▶ Texto de origem
'''
Tudo isso graças à autorreflexão, autorregulação e autocrítica – em suma, ao autoconhecimento.
Esse é o momento em que deixamos de nos comparar aos outros e mergulhamos na aventura da autenticidade, ao mesmo tempo em que nos tornamos muito mais sensíveis à condição também singular de todos os que estão ao nosso redor.
Para refletir sobre o nível de consciência em que você se encontra atualmente em seu desenvolvimento, estude o quadro abaixo que elaborei, utilizando nomenclatura mais antiga, da pesquisadora Carol Gilligan, que trata do mesmo assunto.
Em qual dos quatro estágios você acredita estar vivendo atualmente? O nível pluralista equivale à Mente Autoral de Kegan, e o Mundicêntrico equivale à Mente Autotransformadora.
Visão Integral
O desenvolvimento da Mente Autoral é fruto de um extenso processo de autoconhecimento do indivíduo que vai, paulatina ou abruptamente, atravessando novas e mais abrangentes experiências emocionais, cognitivas e espirituais.
Quando o crescimento psíquico se realiza livre de impedimentos patológicos, desemboca, naturalmente, nas primeiras experiências da Mente Autotransformadora, estágio em que a complexidade deixa de ser perturbadora e passa a ser percebida como desafio estimulante.
É nesse ponto do processo que os modelos de Visão Integral se tornam necessários.
No passado, as imagens de uma mandala ou as formas arquitetônicas de uma catedral assumiam, metaforicamente, o papel desses modelos, mas hoje podemos nos beneficiar de estruturas lógicas, como é o caso da Matriz Integral, criada e difundida pelo filósofo estadunidense Ken Wilber.
A matriz é formada por duas dicotomias que se combinam. A primeira conjuga subjetividade e objetividade. Nossa saúde psíquica e espiritual é representada na dimensão subjetiva, e a saúde física-financeira aparece na dimensão objetiva.
A segunda dicotomia conjuga as funções diferenciadora e integradora do desenvolvimento humano – todos precisamos exprimir no mundo nossa singularidade, sem deixar de cultivar relacionamentos qualificados.
Um líder com visão integral atribui igual valor aos quatro quadrantes da matriz, e trabalha para promover a saúde em todos eles.
Compreensão do fator humano
O principal sinal da maturidade de um líder é a sua sensibilidade empática, seu empenho em criar condições para que as pessoas sob sua liderança cresçam e realizem seus papéis profissionais dentro de certas condições de equilíbrio.
Os cinco fatores críticos de engajamento segundo Maylett e Warner resumem bem essa postura:
- O líder ajuda as pessoas a encontrarem o máximo de sentido em suas atribuições;
- Dão-lhes alto grau de autonomia na escolha de tarefas, métodos, equipes, lugar e horário para se desincumbirem de suas responsabilidades;
- São parceiros no planejamento e no fornecimento de recursos para que elas conheçam e desenvolvam suas forças autênticas e talentos;
- Ajudam-nas a ter consciência do impacto positivo de seu trabalho para os clientes e para a sociedade em geral;
- Promovem eventos de confraternização para que todos se conectem e se integrem cada vez melhor, pois o senso de pertencimento é um dos elementos vitais da saúde psíquica individual e coletiva.
'''
▶ Dados para uso
'''
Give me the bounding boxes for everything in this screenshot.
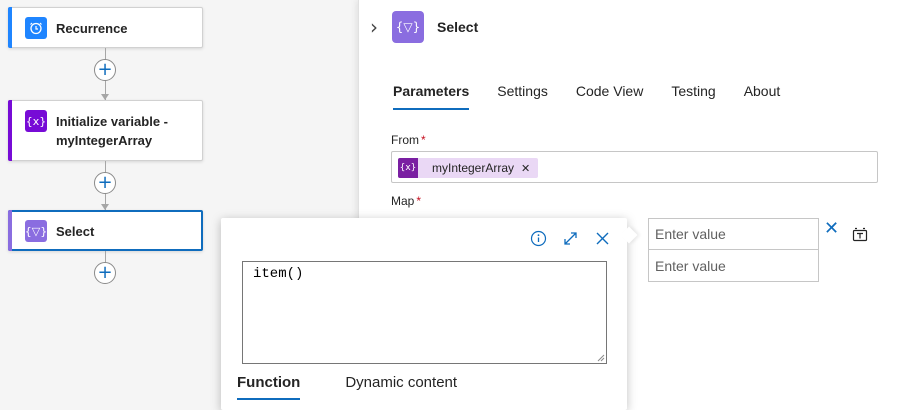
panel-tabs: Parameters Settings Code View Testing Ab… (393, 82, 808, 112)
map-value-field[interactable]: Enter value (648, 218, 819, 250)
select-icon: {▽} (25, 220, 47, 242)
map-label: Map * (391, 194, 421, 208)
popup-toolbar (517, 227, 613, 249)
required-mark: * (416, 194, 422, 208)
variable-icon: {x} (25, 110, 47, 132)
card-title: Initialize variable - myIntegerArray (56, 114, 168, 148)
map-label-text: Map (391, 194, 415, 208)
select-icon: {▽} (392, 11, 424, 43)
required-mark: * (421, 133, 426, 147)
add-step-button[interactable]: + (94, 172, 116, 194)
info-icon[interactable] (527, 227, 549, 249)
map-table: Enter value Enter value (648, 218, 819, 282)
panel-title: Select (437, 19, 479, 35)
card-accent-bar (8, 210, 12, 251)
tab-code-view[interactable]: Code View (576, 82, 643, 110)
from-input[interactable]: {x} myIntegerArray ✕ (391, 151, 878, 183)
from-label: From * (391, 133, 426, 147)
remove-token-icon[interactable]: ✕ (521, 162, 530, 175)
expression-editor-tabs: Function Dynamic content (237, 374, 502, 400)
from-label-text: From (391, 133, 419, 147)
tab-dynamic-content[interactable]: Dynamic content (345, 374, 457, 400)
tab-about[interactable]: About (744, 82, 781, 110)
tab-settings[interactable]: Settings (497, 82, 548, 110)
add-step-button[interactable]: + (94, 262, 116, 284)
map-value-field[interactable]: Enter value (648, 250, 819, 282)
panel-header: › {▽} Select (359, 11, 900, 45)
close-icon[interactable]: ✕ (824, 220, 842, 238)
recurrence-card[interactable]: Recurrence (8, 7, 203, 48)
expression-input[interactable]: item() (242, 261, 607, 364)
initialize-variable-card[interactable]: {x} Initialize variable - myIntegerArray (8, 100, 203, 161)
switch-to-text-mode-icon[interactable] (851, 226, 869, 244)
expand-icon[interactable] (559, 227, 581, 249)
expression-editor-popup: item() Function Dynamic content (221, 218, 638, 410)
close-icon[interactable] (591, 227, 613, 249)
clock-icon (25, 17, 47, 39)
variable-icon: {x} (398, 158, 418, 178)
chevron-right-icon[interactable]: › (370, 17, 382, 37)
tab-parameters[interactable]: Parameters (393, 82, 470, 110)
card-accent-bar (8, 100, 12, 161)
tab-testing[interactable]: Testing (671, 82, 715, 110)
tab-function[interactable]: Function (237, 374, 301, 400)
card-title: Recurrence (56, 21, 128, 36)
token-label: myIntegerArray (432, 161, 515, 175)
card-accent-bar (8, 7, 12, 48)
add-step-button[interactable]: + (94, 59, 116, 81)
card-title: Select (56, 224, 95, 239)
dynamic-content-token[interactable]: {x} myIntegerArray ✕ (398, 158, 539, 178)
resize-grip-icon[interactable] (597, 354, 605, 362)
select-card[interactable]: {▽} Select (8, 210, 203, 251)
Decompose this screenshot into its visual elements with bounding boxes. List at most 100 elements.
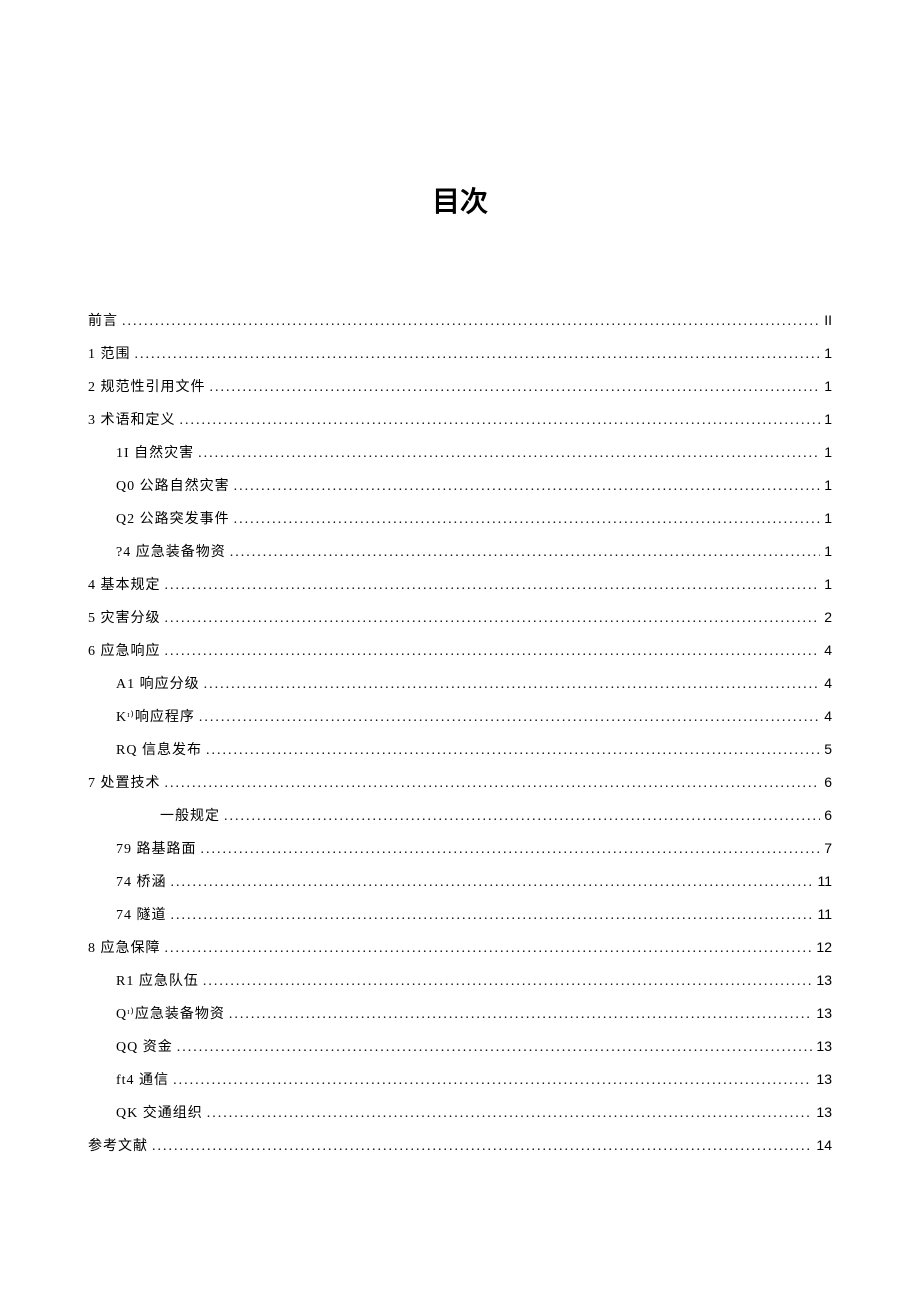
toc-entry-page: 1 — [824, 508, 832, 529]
'''
▶ Exercício curto 1
Responda às perguntas abaixo com base no texto sobre autoconhecimento e liderança.
(a) Quem criou e difundiu a Matriz Integral?
(b) A que equivale o nível pluralista na terminologia de Kegan?
(c) Qual é o principal sinal da maturidade de um líder?
▶ Exercício curto 2
Transcreva as linhas dos dados fornecidos sem nenhuma alteração. Comece pela linha que contém "panel-tabs: Parameters Settings" e prossiga até a linha que contém "map-table: Enter value", incluindo as duas.

▶ Resultado final 1
(a) O filósofo estadunidense Ken Wilber.
(b) À Mente Autoral.
(c) A sua sensibilidade empática, seu empenho em criar condições para que as pessoas sob sua liderança cresçam e realizem seus papéis profissionais dentro de certas condições de equilíbrio.

▶ Resultado final 2
panel-tabs: Parameters Settings Code View Testing Ab… (393, 82, 808, 112)
map-value-field[interactable]: Enter value (648, 218, 819, 250)
select-icon: {▽} (25, 220, 47, 242)
map-label: Map * (391, 194, 421, 208)
popup-toolbar (517, 227, 613, 249)
required-mark: * (416, 194, 422, 208)
variable-icon: {x} (25, 110, 47, 132)
card-title: Initialize variable - myIntegerArray (56, 114, 168, 148)
map-label-text: Map (391, 194, 415, 208)
select-icon: {▽} (392, 11, 424, 43)
required-mark: * (421, 133, 426, 147)
add-step-button[interactable]: + (94, 172, 116, 194)
info-icon[interactable] (527, 227, 549, 249)
map-table: Enter value Enter value (648, 218, 819, 282)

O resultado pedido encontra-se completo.